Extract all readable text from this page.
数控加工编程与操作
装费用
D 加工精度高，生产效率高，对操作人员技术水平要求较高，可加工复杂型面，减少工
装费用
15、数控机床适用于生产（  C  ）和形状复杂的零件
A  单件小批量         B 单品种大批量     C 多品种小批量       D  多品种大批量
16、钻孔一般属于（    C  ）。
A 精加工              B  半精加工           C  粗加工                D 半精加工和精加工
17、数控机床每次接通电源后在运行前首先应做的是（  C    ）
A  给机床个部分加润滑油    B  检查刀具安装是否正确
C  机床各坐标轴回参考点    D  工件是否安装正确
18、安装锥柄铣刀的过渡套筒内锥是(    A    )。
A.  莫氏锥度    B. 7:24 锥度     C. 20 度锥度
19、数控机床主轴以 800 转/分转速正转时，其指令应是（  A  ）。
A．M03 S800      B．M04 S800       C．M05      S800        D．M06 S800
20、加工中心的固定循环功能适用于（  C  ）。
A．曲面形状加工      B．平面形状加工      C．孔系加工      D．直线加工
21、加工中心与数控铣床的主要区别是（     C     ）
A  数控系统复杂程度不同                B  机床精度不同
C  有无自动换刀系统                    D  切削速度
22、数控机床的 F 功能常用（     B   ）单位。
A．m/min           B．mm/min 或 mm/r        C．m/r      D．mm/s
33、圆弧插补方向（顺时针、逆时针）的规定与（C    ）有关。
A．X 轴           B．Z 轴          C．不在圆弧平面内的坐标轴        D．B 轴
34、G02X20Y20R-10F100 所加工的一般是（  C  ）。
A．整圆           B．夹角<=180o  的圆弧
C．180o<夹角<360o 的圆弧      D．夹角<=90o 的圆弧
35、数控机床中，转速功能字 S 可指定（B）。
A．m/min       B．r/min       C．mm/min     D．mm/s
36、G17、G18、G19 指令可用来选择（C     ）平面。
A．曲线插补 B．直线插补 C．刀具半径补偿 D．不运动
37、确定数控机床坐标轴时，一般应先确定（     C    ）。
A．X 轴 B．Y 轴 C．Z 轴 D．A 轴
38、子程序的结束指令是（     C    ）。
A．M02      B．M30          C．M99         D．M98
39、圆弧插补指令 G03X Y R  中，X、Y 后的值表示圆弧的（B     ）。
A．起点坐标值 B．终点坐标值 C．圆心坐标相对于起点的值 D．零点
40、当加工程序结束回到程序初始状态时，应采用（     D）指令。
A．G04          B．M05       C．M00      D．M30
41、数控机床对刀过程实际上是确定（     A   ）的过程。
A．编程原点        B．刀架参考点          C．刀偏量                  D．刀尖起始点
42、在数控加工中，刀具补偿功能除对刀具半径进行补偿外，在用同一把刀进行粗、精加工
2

..........

◆ Task ◆
Retype the entries one by one, exactly.

◆ Exercise solution ◆
Extract all readable text from this page.
数控加工编程与操作
装费用
D 加工精度高，生产效率高，对操作人员技术水平要求较高，可加工复杂型面，减少工
装费用
15、数控机床适用于生产（  C  ）和形状复杂的零件
A  单件小批量         B 单品种大批量     C 多品种小批量       D  多品种大批量
16、钻孔一般属于（    C  ）。
A 精加工              B  半精加工           C  粗加工                D 半精加工和精加工
17、数控机床每次接通电源后在运行前首先应做的是（  C    ）
A  给机床个部分加润滑油    B  检查刀具安装是否正确
C  机床各坐标轴回参考点    D  工件是否安装正确
18、安装锥柄铣刀的过渡套筒内锥是(    A    )。
A.  莫氏锥度    B. 7:24 锥度     C. 20 度锥度
19、数控机床主轴以 800 转/分转速正转时，其指令应是（  A  ）。
A．M03 S800      B．M04 S800       C．M05      S800        D．M06 S800
20、加工中心的固定循环功能适用于（  C  ）。
A．曲面形状加工      B．平面形状加工      C．孔系加工      D．直线加工
21、加工中心与数控铣床的主要区别是（     C     ）
A  数控系统复杂程度不同                B  机床精度不同
C  有无自动换刀系统                    D  切削速度
22、数控机床的 F 功能常用（     B   ）单位。
A．m/min           B．mm/min 或 mm/r        C．m/r      D．mm/s
33、圆弧插补方向（顺时针、逆时针）的规定与（C    ）有关。
A．X 轴           B．Z 轴          C．不在圆弧平面内的坐标轴        D．B 轴
34、G02X20Y20R-10F100 所加工的一般是（  C  ）。
A．整圆           B．夹角<=180o  的圆弧
C．180o<夹角<360o 的圆弧      D．夹角<=90o 的圆弧
35、数控机床中，转速功能字 S 可指定（B）。
A．m/min       B．r/min       C．mm/min     D．mm/s
36、G17、G18、G19 指令可用来选择（C     ）平面。
A．曲线插补 B．直线插补 C．刀具半径补偿 D．不运动
37、确定数控机床坐标轴时，一般应先确定（     C    ）。
A．X 轴 B．Y 轴 C．Z 轴 D．A 轴
38、子程序的结束指令是（     C    ）。
A．M02      B．M30          C．M99         D．M98
39、圆弧插补指令 G03X Y R  中，X、Y 后的值表示圆弧的（B     ）。
A．起点坐标值 B．终点坐标值 C．圆心坐标相对于起点的值 D．零点
40、当加工程序结束回到程序初始状态时，应采用（     D）指令。
A．G04          B．M05       C．M00      D．M30
41、数控机床对刀过程实际上是确定（     A   ）的过程。
A．编程原点        B．刀架参考点          C．刀偏量                  D．刀尖起始点
42、在数控加工中，刀具补偿功能除对刀具半径进行补偿外，在用同一把刀进行粗、精加工
2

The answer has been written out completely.